**Records to use**

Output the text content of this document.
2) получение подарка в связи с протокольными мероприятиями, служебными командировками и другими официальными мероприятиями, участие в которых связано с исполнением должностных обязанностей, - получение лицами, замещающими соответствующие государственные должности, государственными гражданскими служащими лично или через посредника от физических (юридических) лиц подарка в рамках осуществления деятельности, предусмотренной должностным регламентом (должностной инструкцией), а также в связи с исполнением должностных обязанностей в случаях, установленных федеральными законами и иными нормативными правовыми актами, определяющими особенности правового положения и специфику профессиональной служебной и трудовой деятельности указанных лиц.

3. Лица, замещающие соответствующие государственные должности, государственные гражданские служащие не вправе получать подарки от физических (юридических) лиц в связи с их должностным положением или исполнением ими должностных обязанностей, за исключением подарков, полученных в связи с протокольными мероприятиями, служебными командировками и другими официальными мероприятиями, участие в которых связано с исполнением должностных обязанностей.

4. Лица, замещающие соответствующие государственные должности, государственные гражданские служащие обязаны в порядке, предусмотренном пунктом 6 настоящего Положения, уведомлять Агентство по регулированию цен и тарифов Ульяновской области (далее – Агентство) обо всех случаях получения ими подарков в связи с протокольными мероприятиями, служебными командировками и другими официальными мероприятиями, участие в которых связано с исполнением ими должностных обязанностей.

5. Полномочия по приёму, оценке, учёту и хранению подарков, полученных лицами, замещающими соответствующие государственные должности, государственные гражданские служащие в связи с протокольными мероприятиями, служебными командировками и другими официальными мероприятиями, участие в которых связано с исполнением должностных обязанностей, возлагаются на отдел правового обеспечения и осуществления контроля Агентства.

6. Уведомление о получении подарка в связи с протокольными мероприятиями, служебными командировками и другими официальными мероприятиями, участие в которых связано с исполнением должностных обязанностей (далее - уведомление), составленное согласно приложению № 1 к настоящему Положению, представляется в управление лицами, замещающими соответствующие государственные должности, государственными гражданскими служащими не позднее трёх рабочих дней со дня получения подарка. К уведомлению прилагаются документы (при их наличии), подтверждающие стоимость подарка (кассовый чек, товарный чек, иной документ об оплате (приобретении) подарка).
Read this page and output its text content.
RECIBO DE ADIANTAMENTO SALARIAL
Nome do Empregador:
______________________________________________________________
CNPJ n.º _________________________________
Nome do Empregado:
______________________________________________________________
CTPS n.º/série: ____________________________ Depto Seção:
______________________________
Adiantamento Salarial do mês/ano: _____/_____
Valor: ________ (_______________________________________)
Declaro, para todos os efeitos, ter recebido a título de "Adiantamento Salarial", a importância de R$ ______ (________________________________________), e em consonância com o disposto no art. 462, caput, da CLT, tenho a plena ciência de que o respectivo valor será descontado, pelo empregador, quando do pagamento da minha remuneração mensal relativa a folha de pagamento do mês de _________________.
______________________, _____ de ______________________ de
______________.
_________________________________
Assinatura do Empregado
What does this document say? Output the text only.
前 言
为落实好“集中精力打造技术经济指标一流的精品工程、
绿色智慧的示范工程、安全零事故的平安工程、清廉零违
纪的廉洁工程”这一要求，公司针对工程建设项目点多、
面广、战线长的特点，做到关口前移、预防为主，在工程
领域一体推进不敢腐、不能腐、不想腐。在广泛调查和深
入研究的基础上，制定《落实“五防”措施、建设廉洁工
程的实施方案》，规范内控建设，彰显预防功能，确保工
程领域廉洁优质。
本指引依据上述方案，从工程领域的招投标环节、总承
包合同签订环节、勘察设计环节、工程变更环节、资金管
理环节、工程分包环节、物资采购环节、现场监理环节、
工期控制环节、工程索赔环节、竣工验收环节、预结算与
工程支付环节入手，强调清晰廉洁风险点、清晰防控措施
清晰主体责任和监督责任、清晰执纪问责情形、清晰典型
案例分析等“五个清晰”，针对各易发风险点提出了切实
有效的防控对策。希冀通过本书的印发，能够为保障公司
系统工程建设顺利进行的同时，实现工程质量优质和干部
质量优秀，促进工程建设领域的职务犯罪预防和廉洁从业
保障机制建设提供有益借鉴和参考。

**Exercise brief**
Repeat every entry exactly as written above.

**Answer to this exercise**
Output the text content of this document.
2) получение подарка в связи с протокольными мероприятиями, служебными командировками и другими официальными мероприятиями, участие в которых связано с исполнением должностных обязанностей, - получение лицами, замещающими соответствующие государственные должности, государственными гражданскими служащими лично или через посредника от физических (юридических) лиц подарка в рамках осуществления деятельности, предусмотренной должностным регламентом (должностной инструкцией), а также в связи с исполнением должностных обязанностей в случаях, установленных федеральными законами и иными нормативными правовыми актами, определяющими особенности правового положения и специфику профессиональной служебной и трудовой деятельности указанных лиц.

3. Лица, замещающие соответствующие государственные должности, государственные гражданские служащие не вправе получать подарки от физических (юридических) лиц в связи с их должностным положением или исполнением ими должностных обязанностей, за исключением подарков, полученных в связи с протокольными мероприятиями, служебными командировками и другими официальными мероприятиями, участие в которых связано с исполнением должностных обязанностей.

4. Лица, замещающие соответствующие государственные должности, государственные гражданские служащие обязаны в порядке, предусмотренном пунктом 6 настоящего Положения, уведомлять Агентство по регулированию цен и тарифов Ульяновской области (далее – Агентство) обо всех случаях получения ими подарков в связи с протокольными мероприятиями, служебными командировками и другими официальными мероприятиями, участие в которых связано с исполнением ими должностных обязанностей.

5. Полномочия по приёму, оценке, учёту и хранению подарков, полученных лицами, замещающими соответствующие государственные должности, государственные гражданские служащие в связи с протокольными мероприятиями, служебными командировками и другими официальными мероприятиями, участие в которых связано с исполнением должностных обязанностей, возлагаются на отдел правового обеспечения и осуществления контроля Агентства.

6. Уведомление о получении подарка в связи с протокольными мероприятиями, служебными командировками и другими официальными мероприятиями, участие в которых связано с исполнением должностных обязанностей (далее - уведомление), составленное согласно приложению № 1 к настоящему Положению, представляется в управление лицами, замещающими соответствующие государственные должности, государственными гражданскими служащими не позднее трёх рабочих дней со дня получения подарка. К уведомлению прилагаются документы (при их наличии), подтверждающие стоимость подарка (кассовый чек, товарный чек, иной документ об оплате (приобретении) подарка).
Read this page and output its text content.
RECIBO DE ADIANTAMENTO SALARIAL
Nome do Empregador:
______________________________________________________________
CNPJ n.º _________________________________
Nome do Empregado:
______________________________________________________________
CTPS n.º/série: ____________________________ Depto Seção:
______________________________
Adiantamento Salarial do mês/ano: _____/_____
Valor: ________ (_______________________________________)
Declaro, para todos os efeitos, ter recebido a título de "Adiantamento Salarial", a importância de R$ ______ (________________________________________), e em consonância com o disposto no art. 462, caput, da CLT, tenho a plena ciência de que o respectivo valor será descontado, pelo empregador, quando do pagamento da minha remuneração mensal relativa a folha de pagamento do mês de _________________.
______________________, _____ de ______________________ de
______________.
_________________________________
Assinatura do Empregado
What does this document say? Output the text only.
前 言
为落实好“集中精力打造技术经济指标一流的精品工程、
绿色智慧的示范工程、安全零事故的平安工程、清廉零违
纪的廉洁工程”这一要求，公司针对工程建设项目点多、
面广、战线长的特点，做到关口前移、预防为主，在工程
领域一体推进不敢腐、不能腐、不想腐。在广泛调查和深
入研究的基础上，制定《落实“五防”措施、建设廉洁工
程的实施方案》，规范内控建设，彰显预防功能，确保工
程领域廉洁优质。
本指引依据上述方案，从工程领域的招投标环节、总承
包合同签订环节、勘察设计环节、工程变更环节、资金管
理环节、工程分包环节、物资采购环节、现场监理环节、
工期控制环节、工程索赔环节、竣工验收环节、预结算与
工程支付环节入手，强调清晰廉洁风险点、清晰防控措施
清晰主体责任和监督责任、清晰执纪问责情形、清晰典型
案例分析等“五个清晰”，针对各易发风险点提出了切实
有效的防控对策。希冀通过本书的印发，能够为保障公司
系统工程建设顺利进行的同时，实现工程质量优质和干部
质量优秀，促进工程建设领域的职务犯罪预防和廉洁从业
保障机制建设提供有益借鉴和参考。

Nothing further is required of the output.